The task
Search the listing below for the word "VBIAS" and copy each line that holds it.
━━━━━━━━━━━━━━━━━━━━
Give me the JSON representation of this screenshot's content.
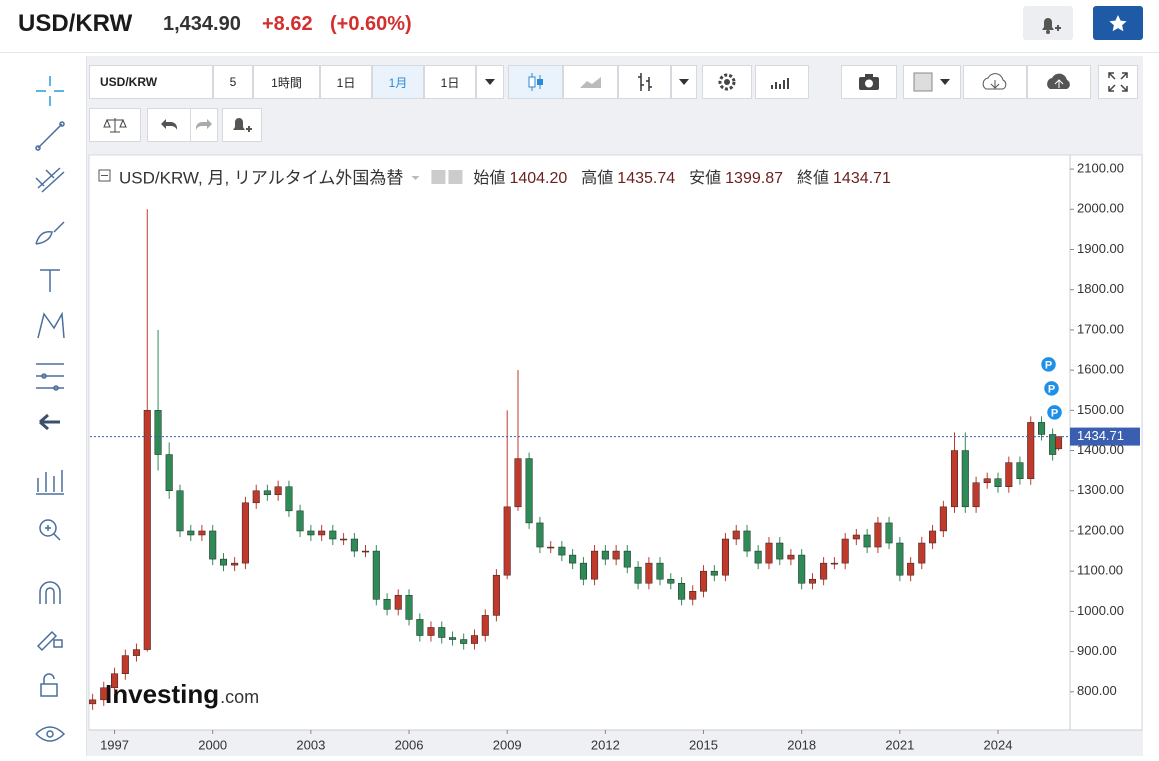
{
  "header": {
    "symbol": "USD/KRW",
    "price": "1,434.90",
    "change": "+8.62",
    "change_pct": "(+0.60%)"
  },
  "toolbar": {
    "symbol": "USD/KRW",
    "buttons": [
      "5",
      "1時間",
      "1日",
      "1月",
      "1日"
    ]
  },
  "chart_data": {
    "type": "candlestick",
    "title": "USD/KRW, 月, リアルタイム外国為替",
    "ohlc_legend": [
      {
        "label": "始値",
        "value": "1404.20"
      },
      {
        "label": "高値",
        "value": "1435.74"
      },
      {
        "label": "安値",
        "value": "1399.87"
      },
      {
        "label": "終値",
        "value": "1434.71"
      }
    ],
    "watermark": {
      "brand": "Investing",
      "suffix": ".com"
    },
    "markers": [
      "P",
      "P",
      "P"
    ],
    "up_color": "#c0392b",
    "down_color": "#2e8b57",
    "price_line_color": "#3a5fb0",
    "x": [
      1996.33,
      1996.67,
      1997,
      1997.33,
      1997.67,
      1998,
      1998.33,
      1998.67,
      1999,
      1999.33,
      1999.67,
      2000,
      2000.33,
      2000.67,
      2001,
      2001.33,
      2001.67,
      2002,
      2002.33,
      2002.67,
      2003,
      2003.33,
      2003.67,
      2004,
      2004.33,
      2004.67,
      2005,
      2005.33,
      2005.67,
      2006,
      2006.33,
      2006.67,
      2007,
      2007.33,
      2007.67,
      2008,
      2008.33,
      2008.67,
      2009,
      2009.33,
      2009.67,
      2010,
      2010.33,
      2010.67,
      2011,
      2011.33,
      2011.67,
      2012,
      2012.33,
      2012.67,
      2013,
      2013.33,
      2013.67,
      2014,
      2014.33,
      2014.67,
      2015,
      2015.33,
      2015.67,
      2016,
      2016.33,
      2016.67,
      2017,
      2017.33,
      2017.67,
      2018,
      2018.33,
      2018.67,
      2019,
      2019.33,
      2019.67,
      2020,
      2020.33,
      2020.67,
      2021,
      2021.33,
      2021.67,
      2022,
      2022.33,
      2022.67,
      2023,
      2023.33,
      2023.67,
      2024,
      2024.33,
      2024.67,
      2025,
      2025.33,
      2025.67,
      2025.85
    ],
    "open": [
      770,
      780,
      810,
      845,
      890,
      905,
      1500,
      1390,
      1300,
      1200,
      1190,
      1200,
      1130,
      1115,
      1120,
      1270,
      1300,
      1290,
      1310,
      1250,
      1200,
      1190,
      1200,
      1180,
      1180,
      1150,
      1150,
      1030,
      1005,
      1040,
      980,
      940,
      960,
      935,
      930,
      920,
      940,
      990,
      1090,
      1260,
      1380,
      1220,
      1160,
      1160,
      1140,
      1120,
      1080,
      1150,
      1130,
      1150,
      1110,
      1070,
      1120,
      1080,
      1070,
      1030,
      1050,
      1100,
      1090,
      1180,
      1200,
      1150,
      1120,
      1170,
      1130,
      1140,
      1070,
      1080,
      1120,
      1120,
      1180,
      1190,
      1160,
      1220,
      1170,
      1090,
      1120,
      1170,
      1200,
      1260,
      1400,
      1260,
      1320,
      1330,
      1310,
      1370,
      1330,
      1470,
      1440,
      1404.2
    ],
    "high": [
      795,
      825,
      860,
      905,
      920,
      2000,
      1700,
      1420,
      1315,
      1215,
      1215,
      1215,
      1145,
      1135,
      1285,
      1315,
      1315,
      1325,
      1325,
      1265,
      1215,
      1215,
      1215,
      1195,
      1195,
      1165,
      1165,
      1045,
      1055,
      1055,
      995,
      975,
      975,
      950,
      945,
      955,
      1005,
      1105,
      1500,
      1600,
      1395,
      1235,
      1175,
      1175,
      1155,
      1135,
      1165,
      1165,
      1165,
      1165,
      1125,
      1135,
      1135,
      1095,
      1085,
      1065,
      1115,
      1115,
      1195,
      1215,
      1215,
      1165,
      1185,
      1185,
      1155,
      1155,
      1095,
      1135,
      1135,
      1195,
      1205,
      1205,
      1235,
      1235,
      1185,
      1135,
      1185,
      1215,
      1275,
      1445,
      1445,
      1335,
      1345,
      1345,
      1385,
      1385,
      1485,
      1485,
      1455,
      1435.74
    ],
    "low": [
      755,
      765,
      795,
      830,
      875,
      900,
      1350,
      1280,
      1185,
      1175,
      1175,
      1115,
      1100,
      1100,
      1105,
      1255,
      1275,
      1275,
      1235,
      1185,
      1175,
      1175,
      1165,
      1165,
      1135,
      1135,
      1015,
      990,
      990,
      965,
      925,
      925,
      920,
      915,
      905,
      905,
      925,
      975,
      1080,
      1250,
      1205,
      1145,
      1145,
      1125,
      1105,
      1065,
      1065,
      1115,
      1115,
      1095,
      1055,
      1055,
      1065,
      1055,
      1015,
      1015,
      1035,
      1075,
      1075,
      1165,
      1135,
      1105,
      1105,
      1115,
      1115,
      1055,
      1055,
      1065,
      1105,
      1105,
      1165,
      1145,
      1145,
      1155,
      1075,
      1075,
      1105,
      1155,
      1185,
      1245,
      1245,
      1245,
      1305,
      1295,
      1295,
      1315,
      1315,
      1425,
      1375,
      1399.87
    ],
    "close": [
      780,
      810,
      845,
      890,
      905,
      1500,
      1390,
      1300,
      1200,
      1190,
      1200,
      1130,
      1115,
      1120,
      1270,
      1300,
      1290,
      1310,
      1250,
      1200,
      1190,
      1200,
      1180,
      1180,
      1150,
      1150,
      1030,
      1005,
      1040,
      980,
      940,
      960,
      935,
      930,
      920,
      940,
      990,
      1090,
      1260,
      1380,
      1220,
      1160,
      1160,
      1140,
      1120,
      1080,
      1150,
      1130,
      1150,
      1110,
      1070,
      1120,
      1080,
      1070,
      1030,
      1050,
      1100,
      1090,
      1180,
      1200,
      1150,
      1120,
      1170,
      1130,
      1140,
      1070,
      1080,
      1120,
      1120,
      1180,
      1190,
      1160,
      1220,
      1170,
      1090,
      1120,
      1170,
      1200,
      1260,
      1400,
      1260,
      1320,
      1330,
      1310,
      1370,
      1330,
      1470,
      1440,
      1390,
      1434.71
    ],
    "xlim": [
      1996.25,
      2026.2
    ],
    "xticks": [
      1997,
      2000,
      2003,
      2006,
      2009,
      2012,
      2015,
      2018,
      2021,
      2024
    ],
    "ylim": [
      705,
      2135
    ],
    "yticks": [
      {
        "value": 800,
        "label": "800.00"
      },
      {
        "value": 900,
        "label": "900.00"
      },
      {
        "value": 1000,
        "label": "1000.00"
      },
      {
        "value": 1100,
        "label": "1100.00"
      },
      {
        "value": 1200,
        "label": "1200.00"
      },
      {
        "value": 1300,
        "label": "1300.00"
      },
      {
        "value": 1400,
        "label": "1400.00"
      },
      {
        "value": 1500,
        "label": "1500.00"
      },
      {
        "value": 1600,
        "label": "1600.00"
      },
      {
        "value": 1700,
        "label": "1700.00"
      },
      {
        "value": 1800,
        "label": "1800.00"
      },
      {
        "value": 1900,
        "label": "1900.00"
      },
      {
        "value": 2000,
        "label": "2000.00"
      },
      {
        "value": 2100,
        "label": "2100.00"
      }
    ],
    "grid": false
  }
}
━━━━━━━━━━━━━━━━━━━━
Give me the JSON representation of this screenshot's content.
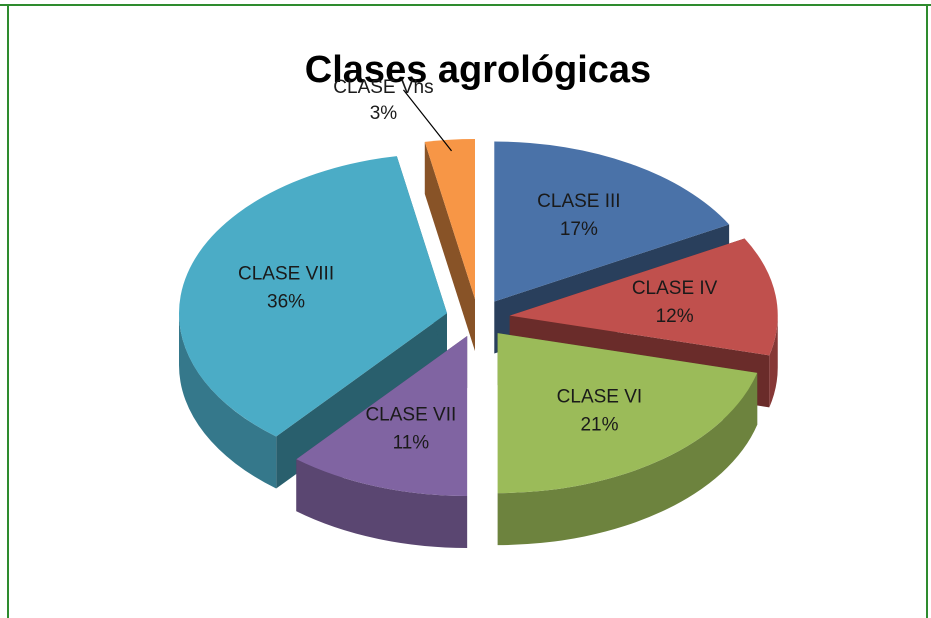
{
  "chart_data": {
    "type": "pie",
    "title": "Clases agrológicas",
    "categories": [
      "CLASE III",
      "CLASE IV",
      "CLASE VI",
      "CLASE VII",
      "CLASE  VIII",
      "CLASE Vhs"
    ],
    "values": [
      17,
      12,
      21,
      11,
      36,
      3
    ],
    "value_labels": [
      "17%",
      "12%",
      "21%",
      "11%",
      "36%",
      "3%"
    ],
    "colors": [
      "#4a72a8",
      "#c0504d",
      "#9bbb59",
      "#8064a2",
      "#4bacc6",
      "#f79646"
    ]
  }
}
━━━━━━━━━━━━━━━━━━━━
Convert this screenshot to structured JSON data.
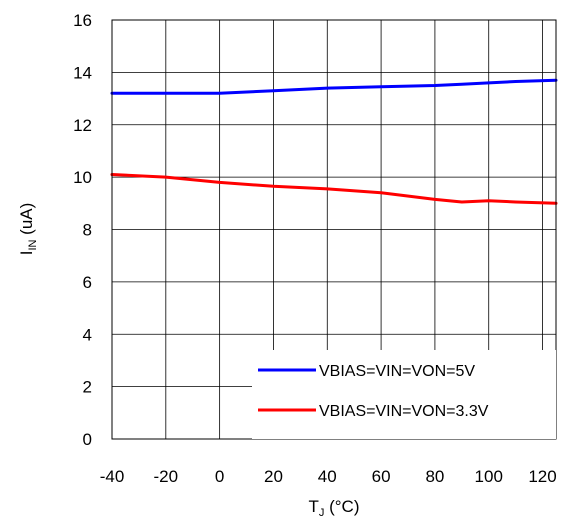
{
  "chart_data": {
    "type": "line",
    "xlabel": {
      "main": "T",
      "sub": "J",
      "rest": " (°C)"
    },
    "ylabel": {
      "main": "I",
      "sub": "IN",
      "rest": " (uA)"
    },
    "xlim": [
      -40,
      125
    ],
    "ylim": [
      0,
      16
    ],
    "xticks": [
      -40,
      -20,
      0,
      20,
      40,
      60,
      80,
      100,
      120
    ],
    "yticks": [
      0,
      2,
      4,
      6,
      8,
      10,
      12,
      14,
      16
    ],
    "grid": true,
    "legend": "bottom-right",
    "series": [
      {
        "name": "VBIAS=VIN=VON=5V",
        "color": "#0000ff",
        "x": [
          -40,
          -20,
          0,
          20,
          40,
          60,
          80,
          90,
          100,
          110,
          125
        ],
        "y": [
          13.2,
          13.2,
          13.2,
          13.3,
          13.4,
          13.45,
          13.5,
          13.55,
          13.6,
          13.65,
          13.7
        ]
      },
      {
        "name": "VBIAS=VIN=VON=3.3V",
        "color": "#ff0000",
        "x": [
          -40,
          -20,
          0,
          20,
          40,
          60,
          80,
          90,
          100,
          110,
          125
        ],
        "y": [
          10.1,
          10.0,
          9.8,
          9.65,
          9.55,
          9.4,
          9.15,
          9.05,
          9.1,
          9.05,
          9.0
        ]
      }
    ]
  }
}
━━━━━━━━━━━━━━━━━━━━
Answer to this problem
        "name": "VBIAS=VIN=VON=5V",
        "name": "VBIAS=VIN=VON=3.3V",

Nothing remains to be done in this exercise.